Page transcription dataset items:
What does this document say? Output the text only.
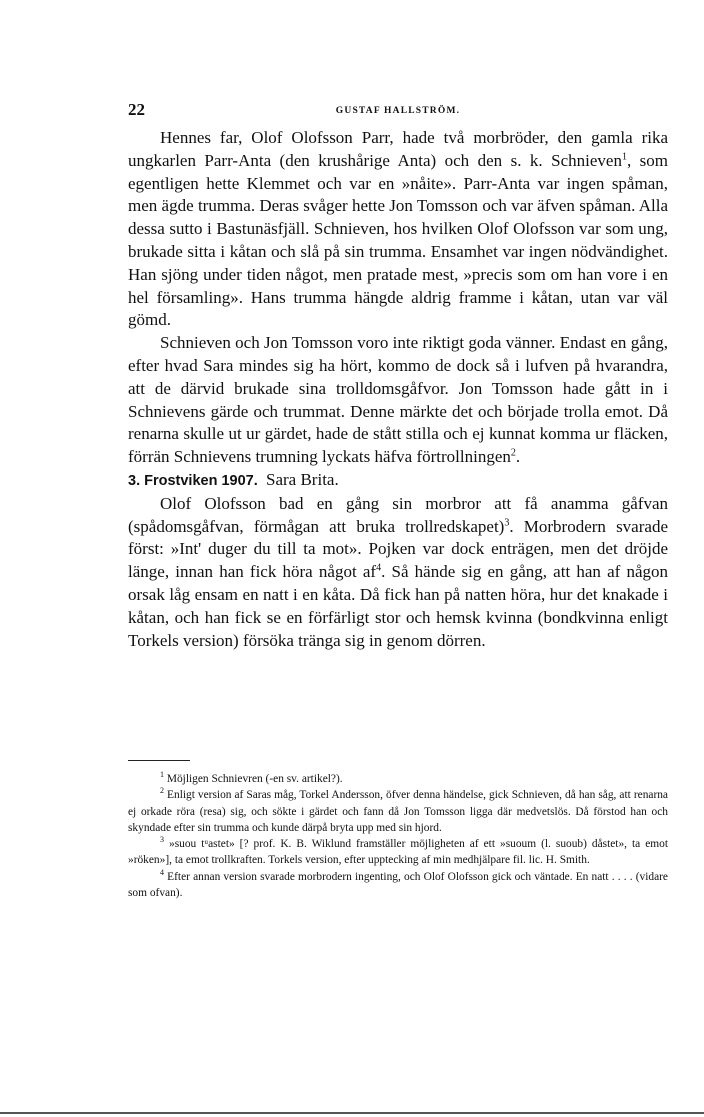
22	GUSTAF HALLSTRÖM.

Hennes far, Olof Olofsson Parr, hade två morbröder, den gamla rika ungkarlen Parr-Anta (den krushårige Anta) och den s. k. Schnieven$^1$, som egentligen hette Klemmet och var en »nåite». Parr-Anta var ingen spåman, men ägde trumma. Deras svåger hette Jon Tomsson och var äfven spåman. Alla dessa sutto i Bastunäsfjäll. Schnieven, hos hvilken Olof Olofsson var som ung, brukade sitta i kåtan och slå på sin trumma. Ensamhet var ingen nödvändighet. Han sjöng under tiden något, men pratade mest, »precis som om han vore i en hel församling». Hans trumma hängde aldrig framme i kåtan, utan var väl gömd.

Schnieven och Jon Tomsson voro inte riktigt goda vänner. Endast en gång, efter hvad Sara mindes sig ha hört, kommo de dock så i lufven på hvarandra, att de därvid brukade sina trolldomsgåfvor. Jon Tomsson hade gått in i Schnievens gärde och trummat. Denne märkte det och började trolla emot. Då renarna skulle ut ur gärdet, hade de stått stilla och ej kunnat komma ur fläcken, förrän Schnievens trumning lyckats häfva förtrollningen$^2$.

3. Frostviken 1907. Sara Brita.

Olof Olofsson bad en gång sin morbror att få anamma gåfvan (spådomsgåfvan, förmågan att bruka trollredskapet)$^3$. Morbrodern svarade först: »Int' duger du till ta mot». Pojken var dock enträgen, men det dröjde länge, innan han fick höra något $af^4$. Så hände sig en gång, att han af någon orsak låg ensam en natt i en kåta. Då fick han på natten höra, hur det knakade i kåtan, och han fick se en förfärligt stor och hemsk kvinna (bondkvinna enligt Torkels version) försöka tränga sig in genom dörren.

$^1$ Möjligen Schnievren (-en sv. artikel?).

$^2$ Enligt version af Saras måg, Torkel Andersson, öfver denna händelse, gick Schnieven, då han såg, att renarna ej orkade röra (resa) sig, och sökte i gärdet och fann då Jon Tomsson ligga där medvetslös. Då förstod han och skyndade efter sin trumma och kunde därpå bryta upp med sin hjord.

$^3$ »suou tᵘastet» [? prof. K. B. Wiklund framställer möjligheten af ett »suoum (l. suoub) dåstet», ta emot »röken»], ta emot trollkraften. Torkels version, efter upptecking af min medhjälpare fil. lic. H. Smith.

$^4$ Efter annan version svarade morbrodern ingenting, och Olof Olofsson gick och väntade. En natt . . . . (vidare som ofvan).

What is needed -> Which lines above include "gick"? Show each of them by copying it.

Task response ->
$^2$ Enligt version af Saras måg, Torkel Andersson, öfver denna händelse, gick Schnieven, då han såg, att renarna ej orkade röra (resa) sig, och sökte i gärdet och fann då Jon Tomsson ligga där medvetslös. Då förstod han och skyndade efter sin trumma och kunde därpå bryta upp med sin hjord.
$^4$ Efter annan version svarade morbrodern ingenting, och Olof Olofsson gick och väntade. En natt . . . . (vidare som ofvan).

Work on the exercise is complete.